▶ _Set task_: Exactly as given, repeat all of the entries.

▶ _The input_:
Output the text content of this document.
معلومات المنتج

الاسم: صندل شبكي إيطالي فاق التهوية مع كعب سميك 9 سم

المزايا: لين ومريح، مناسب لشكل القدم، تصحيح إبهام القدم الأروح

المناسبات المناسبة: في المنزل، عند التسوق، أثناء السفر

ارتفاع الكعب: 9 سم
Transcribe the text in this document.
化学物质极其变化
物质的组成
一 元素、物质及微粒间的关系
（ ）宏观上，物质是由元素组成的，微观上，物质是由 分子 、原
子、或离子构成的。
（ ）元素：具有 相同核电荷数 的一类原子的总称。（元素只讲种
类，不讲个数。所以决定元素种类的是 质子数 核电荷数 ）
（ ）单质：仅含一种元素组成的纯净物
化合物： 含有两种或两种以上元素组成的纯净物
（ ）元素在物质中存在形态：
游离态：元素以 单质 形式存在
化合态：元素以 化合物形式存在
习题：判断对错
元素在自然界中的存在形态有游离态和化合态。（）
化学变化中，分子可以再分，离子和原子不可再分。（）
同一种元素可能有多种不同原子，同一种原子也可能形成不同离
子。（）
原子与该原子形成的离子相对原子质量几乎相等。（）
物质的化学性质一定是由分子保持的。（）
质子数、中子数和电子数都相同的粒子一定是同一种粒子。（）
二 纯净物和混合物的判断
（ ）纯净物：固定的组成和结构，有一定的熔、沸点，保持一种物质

▶ _Result below_:
Output the text content of this document.
معلومات المنتج

الاسم: صندل شبكي إيطالي فاق التهوية مع كعب سميك 9 سم

المزايا: لين ومريح، مناسب لشكل القدم، تصحيح إبهام القدم الأروح

المناسبات المناسبة: في المنزل، عند التسوق، أثناء السفر

ارتفاع الكعب: 9 سم
Transcribe the text in this document.
化学物质极其变化
物质的组成
一 元素、物质及微粒间的关系
（ ）宏观上，物质是由元素组成的，微观上，物质是由 分子 、原
子、或离子构成的。
（ ）元素：具有 相同核电荷数 的一类原子的总称。（元素只讲种
类，不讲个数。所以决定元素种类的是 质子数 核电荷数 ）
（ ）单质：仅含一种元素组成的纯净物
化合物： 含有两种或两种以上元素组成的纯净物
（ ）元素在物质中存在形态：
游离态：元素以 单质 形式存在
化合态：元素以 化合物形式存在
习题：判断对错
元素在自然界中的存在形态有游离态和化合态。（）
化学变化中，分子可以再分，离子和原子不可再分。（）
同一种元素可能有多种不同原子，同一种原子也可能形成不同离
子。（）
原子与该原子形成的离子相对原子质量几乎相等。（）
物质的化学性质一定是由分子保持的。（）
质子数、中子数和电子数都相同的粒子一定是同一种粒子。（）
二 纯净物和混合物的判断
（ ）纯净物：固定的组成和结构，有一定的熔、沸点，保持一种物质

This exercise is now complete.